Your task:
Update the lines from the first one through the line with "full-policy-field: Flush —", replacing "Persistent Directory" with "Persistent Folder" and leaving the rest unchanged. Return only those lines.

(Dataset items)
_ _ _ _ _ _ _
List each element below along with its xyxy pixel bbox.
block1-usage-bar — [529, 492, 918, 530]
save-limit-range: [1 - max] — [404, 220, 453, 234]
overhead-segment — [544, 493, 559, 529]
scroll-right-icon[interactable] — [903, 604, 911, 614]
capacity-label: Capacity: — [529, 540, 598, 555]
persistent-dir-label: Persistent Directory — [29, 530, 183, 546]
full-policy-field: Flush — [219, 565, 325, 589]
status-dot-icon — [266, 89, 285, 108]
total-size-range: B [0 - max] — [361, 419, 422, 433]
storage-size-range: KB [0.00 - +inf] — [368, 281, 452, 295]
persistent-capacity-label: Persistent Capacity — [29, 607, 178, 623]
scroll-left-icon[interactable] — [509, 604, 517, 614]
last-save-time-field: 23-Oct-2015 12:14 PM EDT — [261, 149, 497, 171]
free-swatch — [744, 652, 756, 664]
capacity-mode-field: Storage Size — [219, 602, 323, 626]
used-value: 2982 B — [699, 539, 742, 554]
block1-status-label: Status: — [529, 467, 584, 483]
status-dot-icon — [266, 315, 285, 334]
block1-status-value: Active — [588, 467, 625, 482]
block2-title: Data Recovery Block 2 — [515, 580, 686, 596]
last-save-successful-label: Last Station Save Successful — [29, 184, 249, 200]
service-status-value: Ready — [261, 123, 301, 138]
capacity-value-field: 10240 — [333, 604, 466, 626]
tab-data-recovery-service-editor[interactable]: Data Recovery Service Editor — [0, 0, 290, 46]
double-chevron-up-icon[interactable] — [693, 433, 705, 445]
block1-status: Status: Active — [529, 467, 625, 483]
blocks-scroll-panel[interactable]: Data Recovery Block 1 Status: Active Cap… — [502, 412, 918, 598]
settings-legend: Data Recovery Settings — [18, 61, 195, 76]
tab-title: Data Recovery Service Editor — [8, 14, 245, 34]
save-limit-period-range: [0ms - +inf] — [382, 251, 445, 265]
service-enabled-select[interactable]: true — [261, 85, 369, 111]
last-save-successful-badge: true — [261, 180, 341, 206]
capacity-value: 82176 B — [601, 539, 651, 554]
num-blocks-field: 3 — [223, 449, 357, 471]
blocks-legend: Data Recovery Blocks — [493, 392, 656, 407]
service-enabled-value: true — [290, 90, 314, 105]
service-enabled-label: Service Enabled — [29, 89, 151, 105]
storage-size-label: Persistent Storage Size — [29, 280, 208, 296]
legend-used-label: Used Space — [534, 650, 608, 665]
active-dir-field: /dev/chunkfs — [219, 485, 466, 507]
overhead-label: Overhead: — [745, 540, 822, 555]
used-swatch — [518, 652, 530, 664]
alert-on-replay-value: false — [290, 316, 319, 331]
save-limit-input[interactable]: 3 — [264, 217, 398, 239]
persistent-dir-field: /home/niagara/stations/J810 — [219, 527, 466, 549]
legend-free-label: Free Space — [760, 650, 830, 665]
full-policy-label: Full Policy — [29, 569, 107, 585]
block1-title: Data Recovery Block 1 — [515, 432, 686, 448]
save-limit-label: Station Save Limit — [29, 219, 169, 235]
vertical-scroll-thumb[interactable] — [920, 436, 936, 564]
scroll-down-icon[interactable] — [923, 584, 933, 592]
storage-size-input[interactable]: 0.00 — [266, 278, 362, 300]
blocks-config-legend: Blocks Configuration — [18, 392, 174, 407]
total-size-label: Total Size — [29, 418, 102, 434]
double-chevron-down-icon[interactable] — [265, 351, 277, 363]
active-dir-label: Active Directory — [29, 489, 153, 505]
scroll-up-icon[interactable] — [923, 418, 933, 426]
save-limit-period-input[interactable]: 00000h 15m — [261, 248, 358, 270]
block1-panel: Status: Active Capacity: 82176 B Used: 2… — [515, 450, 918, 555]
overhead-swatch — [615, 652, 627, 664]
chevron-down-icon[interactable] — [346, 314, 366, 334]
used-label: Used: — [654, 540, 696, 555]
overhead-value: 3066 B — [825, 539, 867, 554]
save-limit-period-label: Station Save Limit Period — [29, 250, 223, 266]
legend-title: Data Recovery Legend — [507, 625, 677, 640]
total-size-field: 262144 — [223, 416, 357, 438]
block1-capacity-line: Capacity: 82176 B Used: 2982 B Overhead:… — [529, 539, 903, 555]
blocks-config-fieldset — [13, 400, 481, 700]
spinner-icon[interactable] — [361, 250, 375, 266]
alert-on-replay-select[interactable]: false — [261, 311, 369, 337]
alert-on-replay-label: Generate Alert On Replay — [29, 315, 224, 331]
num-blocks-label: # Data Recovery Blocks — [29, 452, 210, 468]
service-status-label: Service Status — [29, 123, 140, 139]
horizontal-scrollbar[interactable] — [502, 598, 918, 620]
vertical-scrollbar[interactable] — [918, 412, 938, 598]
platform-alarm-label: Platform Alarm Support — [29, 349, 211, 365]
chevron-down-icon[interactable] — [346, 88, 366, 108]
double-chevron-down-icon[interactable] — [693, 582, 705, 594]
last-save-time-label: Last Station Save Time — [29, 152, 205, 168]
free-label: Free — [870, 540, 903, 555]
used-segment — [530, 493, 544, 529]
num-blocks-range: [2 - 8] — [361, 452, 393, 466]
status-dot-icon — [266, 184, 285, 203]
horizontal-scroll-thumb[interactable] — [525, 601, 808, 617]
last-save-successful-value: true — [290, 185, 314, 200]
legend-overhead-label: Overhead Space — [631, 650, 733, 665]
_ _ _ _ _ _ _
Correct result:
List each element below along with its xyxy pixel bbox.
block1-usage-bar — [529, 492, 918, 530]
save-limit-range: [1 - max] — [404, 220, 453, 234]
overhead-segment — [544, 493, 559, 529]
scroll-right-icon[interactable] — [903, 604, 911, 614]
capacity-label: Capacity: — [529, 540, 598, 555]
persistent-dir-label: Persistent Folder — [29, 530, 183, 546]
full-policy-field: Flush — [219, 565, 325, 589]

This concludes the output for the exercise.